* **Material provided**

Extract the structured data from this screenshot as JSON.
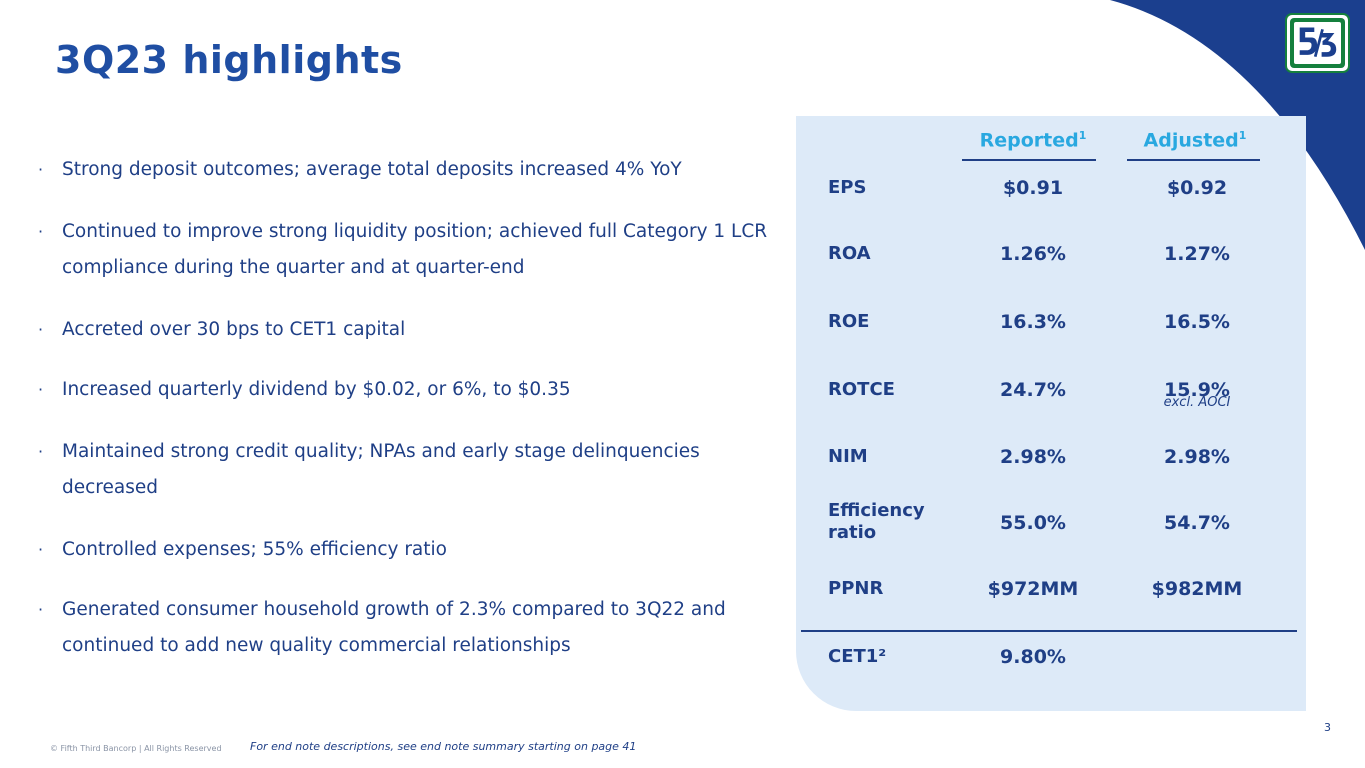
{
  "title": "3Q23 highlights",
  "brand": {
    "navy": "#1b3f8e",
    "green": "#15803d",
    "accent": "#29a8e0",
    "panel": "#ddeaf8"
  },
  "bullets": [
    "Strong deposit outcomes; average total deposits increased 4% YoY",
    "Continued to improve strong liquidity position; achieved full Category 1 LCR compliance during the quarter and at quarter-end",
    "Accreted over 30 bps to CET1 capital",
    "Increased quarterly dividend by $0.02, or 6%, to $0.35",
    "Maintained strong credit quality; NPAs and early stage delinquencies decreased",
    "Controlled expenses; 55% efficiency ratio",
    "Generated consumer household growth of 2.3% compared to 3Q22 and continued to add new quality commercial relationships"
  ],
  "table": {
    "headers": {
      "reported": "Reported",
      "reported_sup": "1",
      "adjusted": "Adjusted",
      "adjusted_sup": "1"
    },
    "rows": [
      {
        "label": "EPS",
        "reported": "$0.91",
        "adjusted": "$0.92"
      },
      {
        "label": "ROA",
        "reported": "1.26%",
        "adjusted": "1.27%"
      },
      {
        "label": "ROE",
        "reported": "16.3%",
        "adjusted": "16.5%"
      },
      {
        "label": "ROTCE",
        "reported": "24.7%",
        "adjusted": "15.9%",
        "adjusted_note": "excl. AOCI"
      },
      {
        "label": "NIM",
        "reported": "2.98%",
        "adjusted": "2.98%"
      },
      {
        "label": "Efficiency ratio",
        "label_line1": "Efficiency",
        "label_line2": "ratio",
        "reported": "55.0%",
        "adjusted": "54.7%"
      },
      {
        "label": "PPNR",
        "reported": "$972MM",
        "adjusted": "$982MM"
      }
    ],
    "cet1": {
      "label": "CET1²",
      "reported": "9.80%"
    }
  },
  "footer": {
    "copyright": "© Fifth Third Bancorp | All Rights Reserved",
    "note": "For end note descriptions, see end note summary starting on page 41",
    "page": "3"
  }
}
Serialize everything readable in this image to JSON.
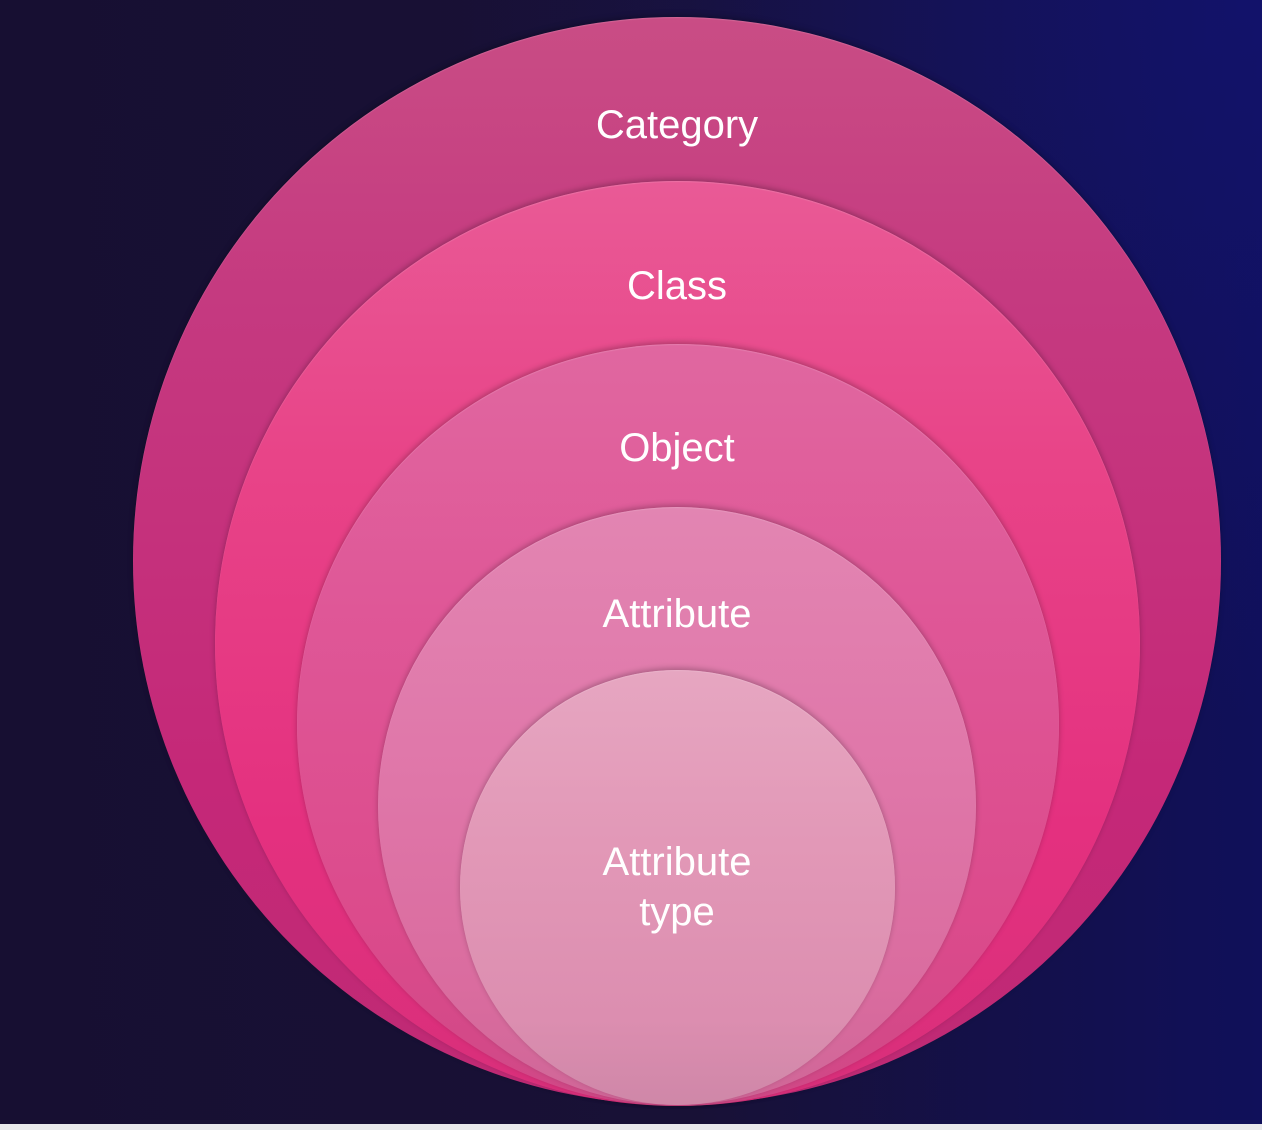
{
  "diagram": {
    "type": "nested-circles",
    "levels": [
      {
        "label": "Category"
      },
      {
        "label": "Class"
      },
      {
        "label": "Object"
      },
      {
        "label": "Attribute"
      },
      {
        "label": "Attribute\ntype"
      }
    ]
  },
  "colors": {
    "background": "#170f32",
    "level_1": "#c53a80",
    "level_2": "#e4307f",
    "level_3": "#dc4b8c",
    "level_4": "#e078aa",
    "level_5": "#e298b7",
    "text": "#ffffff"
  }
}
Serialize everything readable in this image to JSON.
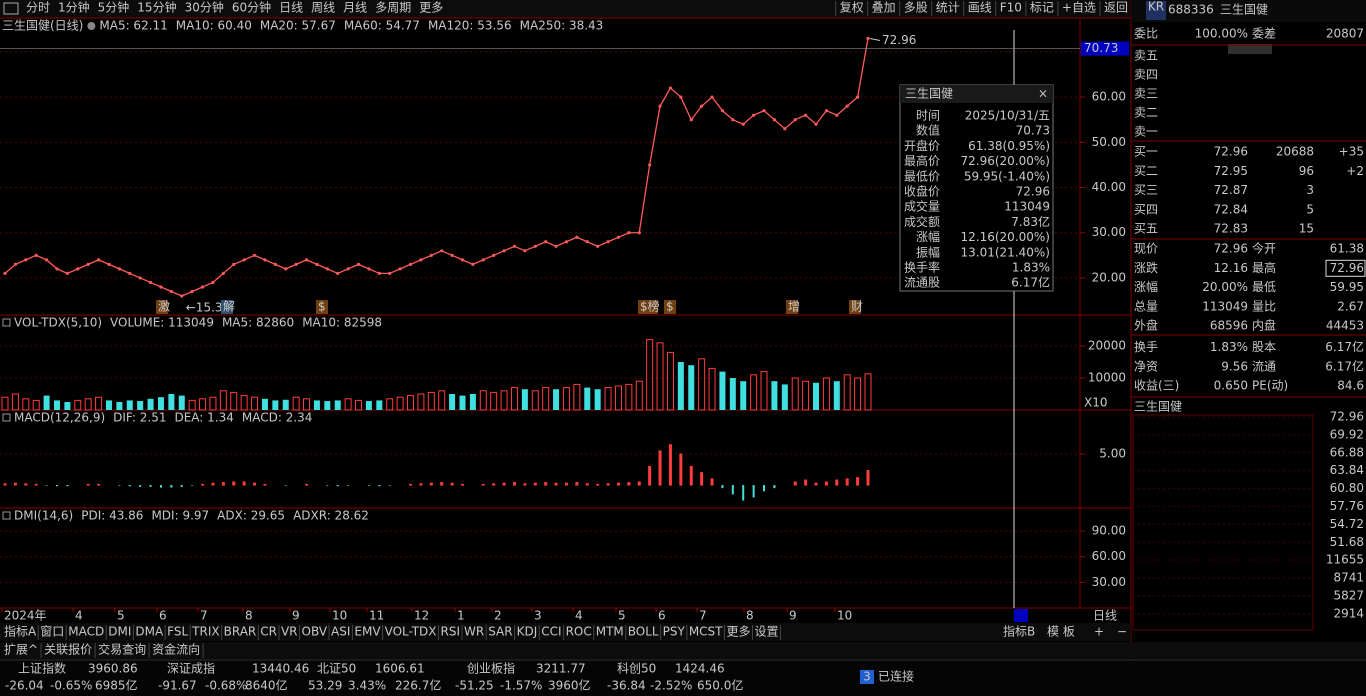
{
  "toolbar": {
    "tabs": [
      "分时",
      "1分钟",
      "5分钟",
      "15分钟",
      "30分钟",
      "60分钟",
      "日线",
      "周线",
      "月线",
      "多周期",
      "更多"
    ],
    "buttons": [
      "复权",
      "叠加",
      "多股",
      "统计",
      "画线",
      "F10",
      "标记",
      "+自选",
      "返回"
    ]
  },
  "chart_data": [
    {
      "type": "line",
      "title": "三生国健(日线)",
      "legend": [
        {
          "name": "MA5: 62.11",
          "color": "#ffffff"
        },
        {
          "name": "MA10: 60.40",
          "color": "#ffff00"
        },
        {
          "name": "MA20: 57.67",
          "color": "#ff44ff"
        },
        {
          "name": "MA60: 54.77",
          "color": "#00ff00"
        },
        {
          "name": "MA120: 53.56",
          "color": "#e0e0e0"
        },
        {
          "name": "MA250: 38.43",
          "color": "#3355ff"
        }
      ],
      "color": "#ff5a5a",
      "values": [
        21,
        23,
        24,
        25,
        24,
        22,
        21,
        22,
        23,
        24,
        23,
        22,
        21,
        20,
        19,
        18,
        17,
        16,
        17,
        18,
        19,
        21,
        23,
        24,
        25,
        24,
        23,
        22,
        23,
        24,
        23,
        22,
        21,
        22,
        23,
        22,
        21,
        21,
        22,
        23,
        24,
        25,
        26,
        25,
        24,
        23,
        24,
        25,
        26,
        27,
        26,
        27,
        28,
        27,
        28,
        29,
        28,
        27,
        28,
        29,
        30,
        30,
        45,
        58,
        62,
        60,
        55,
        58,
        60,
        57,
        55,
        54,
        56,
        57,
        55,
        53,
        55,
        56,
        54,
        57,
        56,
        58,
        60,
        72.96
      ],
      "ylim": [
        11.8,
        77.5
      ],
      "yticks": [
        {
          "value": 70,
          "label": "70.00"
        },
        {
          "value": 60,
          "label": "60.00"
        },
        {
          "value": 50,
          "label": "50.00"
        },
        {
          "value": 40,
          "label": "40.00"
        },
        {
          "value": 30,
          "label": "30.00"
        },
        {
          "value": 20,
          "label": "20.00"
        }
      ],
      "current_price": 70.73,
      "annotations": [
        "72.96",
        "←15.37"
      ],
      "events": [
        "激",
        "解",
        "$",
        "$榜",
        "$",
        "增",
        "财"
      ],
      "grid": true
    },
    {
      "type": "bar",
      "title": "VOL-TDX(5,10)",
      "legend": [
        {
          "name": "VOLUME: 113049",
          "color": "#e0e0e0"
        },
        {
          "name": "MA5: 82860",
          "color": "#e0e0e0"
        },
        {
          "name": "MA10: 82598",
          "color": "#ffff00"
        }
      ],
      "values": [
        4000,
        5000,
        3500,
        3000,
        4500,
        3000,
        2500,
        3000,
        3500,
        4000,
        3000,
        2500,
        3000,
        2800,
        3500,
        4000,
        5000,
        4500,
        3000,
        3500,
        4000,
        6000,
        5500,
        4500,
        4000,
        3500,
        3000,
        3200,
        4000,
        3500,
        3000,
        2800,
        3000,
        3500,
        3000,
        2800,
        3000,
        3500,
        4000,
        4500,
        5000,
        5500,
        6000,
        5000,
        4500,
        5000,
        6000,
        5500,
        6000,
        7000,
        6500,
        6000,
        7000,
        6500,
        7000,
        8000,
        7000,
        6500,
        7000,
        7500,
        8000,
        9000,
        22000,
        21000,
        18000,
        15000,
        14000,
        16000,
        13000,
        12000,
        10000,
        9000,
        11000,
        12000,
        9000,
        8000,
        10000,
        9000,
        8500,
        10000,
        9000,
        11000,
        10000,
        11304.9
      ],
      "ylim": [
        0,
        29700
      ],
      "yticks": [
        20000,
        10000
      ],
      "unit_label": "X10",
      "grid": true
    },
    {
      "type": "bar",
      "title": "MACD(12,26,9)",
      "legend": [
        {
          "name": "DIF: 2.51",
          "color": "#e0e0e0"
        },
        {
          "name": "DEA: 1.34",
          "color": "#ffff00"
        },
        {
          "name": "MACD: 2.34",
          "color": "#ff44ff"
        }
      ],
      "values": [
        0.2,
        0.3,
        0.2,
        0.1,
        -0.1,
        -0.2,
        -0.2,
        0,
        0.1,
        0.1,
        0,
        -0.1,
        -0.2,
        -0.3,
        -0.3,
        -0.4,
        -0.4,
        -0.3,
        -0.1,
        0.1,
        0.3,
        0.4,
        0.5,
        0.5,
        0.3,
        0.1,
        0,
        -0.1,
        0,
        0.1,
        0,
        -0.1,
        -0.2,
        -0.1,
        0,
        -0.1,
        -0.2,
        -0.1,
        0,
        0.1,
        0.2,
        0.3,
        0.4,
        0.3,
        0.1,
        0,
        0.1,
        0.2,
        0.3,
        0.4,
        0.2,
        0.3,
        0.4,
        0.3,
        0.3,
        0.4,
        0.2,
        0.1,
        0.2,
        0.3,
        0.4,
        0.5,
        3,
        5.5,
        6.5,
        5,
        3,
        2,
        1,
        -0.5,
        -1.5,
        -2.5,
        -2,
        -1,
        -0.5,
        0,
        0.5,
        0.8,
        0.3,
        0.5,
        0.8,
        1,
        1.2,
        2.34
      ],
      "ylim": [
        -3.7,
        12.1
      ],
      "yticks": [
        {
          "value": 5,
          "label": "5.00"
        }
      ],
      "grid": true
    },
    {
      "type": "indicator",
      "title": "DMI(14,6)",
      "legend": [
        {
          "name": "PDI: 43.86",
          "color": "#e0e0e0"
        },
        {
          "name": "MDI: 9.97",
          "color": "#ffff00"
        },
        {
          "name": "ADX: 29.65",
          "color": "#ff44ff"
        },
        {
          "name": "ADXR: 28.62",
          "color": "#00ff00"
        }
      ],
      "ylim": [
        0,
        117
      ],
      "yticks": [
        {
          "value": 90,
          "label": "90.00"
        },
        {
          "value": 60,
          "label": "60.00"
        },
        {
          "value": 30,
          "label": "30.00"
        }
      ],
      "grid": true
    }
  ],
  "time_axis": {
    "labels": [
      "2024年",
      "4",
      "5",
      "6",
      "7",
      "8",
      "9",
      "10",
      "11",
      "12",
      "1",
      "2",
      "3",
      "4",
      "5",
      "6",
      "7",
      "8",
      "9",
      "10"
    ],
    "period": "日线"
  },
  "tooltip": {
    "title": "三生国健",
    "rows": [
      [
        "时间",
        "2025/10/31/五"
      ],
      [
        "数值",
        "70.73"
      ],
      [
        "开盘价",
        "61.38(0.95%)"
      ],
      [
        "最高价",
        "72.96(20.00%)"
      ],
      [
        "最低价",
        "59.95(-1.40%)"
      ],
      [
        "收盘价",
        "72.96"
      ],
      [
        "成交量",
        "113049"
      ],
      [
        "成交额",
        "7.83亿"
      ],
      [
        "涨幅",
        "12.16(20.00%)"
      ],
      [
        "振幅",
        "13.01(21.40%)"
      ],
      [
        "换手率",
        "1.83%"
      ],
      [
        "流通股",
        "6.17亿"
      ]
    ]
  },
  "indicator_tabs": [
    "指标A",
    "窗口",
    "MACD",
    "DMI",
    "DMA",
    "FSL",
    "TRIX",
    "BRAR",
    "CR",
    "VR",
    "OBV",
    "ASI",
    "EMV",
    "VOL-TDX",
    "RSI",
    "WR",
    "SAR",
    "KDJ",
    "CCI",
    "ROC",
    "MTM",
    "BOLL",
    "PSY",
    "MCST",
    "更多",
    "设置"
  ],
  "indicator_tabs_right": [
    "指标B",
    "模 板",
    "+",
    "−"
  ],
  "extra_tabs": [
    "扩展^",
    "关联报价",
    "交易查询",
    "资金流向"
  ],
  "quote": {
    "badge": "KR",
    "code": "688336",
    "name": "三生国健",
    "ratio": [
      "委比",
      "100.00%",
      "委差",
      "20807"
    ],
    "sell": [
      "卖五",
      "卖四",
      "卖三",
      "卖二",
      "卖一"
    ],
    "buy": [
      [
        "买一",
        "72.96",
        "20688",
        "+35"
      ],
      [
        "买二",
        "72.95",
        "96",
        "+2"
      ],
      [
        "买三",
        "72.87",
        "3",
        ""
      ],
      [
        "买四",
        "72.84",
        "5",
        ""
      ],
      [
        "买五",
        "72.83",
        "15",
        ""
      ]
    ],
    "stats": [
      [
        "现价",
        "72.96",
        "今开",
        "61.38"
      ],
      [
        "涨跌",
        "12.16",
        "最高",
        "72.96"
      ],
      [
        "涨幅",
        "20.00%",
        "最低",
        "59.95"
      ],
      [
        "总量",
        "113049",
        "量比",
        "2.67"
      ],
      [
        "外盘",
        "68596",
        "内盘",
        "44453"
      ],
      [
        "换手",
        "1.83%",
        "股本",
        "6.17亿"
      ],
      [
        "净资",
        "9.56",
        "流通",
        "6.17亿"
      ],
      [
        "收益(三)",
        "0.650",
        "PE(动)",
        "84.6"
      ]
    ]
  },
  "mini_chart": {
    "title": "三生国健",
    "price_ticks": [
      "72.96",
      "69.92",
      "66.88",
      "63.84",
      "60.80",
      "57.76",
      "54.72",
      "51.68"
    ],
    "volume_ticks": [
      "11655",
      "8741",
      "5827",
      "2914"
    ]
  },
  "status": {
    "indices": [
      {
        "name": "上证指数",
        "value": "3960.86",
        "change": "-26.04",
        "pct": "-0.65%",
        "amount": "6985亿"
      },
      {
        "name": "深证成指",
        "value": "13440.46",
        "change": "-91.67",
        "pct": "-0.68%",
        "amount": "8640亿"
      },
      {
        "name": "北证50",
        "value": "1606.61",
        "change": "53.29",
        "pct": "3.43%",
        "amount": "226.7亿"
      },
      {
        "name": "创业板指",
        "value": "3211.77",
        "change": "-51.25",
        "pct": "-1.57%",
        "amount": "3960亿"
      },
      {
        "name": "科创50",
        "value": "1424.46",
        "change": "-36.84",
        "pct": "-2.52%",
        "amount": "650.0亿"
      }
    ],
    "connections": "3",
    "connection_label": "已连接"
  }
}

* **Given problem**
Your answer should be a single number: the count of lines containing the word "三生国健".

* **Result**
4